▸ **Task statement**
Answer with the number of lines in the listing below that contain the word "države", and nothing else.

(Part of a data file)
▬▬▬▬▬▬▬▬▬▬

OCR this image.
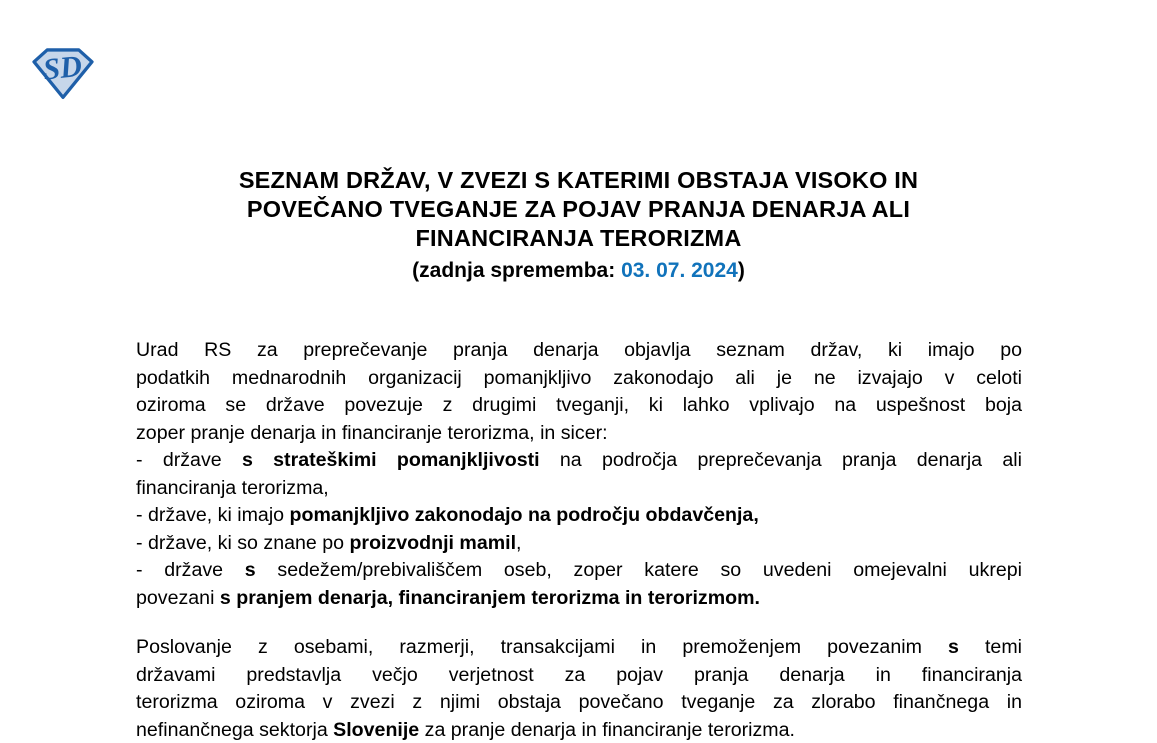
SD
SEZNAM DRŽAV, V ZVEZI S KATERIMI OBSTAJA VISOKO IN
POVEČANO TVEGANJE ZA POJAV PRANJA DENARJA ALI
FINANCIRANJA TERORIZMA
(zadnja sprememba: 03. 07. 2024)
Urad RS za preprečevanje pranja denarja objavlja seznam držav, ki imajo po
podatkih mednarodnih organizacij pomanjkljivo zakonodajo ali je ne izvajajo v celoti
oziroma se države povezuje z drugimi tveganji, ki lahko vplivajo na uspešnost boja
zoper pranje denarja in financiranje terorizma, in sicer:
- države s strateškimi pomanjkljivosti na področja preprečevanja pranja denarja ali
financiranja terorizma,
- države, ki imajo pomanjkljivo zakonodajo na področju obdavčenja,
- države, ki so znane po proizvodnji mamil,
- države s sedežem/prebivališčem oseb, zoper katere so uvedeni omejevalni ukrepi
povezani s pranjem denarja, financiranjem terorizma in terorizmom.
Poslovanje z osebami, razmerji, transakcijami in premoženjem povezanim s temi
državami predstavlja večjo verjetnost za pojav pranja denarja in financiranja
terorizma oziroma v zvezi z njimi obstaja povečano tveganje za zlorabo finančnega in
nefinančnega sektorja Slovenije za pranje denarja in financiranje terorizma.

▬▬▬▬▬▬▬▬▬▬

▸ **Answer in full**
5